* [WHAT YOU ARE ASKED TO DO]
Below are records; state how many of their lines hold the word "Auckland", and give only the figure.
───── MATERIAL SUPPLIED
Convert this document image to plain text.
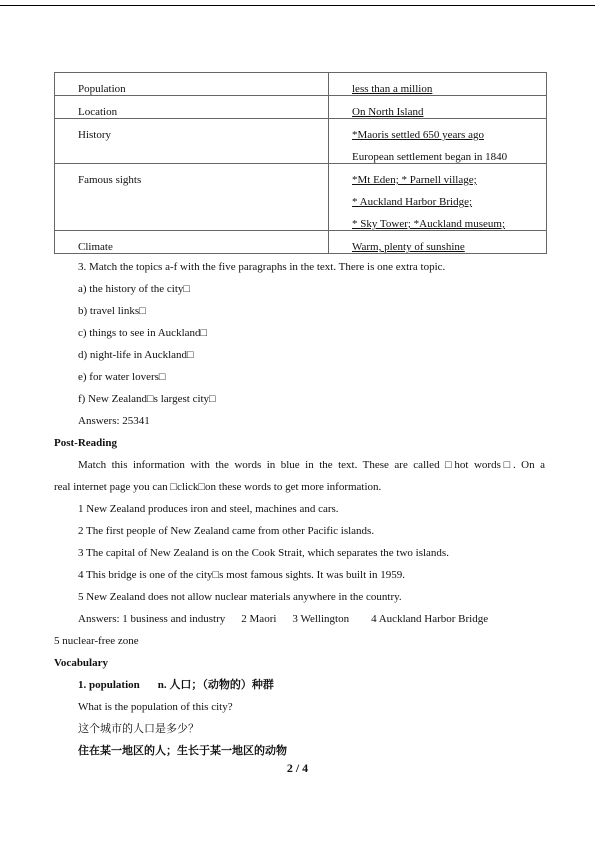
Population	less than a million

Location	On North Island

History	*Maoris settled 650 years ago
European settlement began in 1840

Famous sights	*Mt Eden; * Parnell village;
* Auckland Harbor Bridge;
* Sky Tower; *Auckland museum;

Climate	Warm, plenty of sunshine
3. Match the topics a-f with the five paragraphs in the text. There is one extra topic.
a) the history of the city□
b) travel links□
c) things to see in Auckland□
d) night-life in Auckland□
e) for water lovers□
f) New Zealand□s largest city□
Answers: 25341
Post-Reading
Match this information with the words in blue in the text. These are called □hot words□. On a
real internet page you can □click□on these words to get more information.
1 New Zealand produces iron and steel, machines and cars.
2 The first people of New Zealand came from other Pacific islands.
3 The capital of New Zealand is on the Cook Strait, which separates the two islands.
4 This bridge is one of the city□s most famous sights. It was built in 1959.
5 New Zealand does not allow nuclear materials anywhere in the country.
Answers: 1 business and industry 2 Maori 3 Wellington 4 Auckland Harbor Bridge
5 nuclear-free zone
Vocabulary
1. population n. 人口；（动物的）种群
What is the population of this city?
这个城市的人口是多少？
住在某一地区的人；生长于某一地区的动物
2 / 4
──────────
* [SOLUTION]
5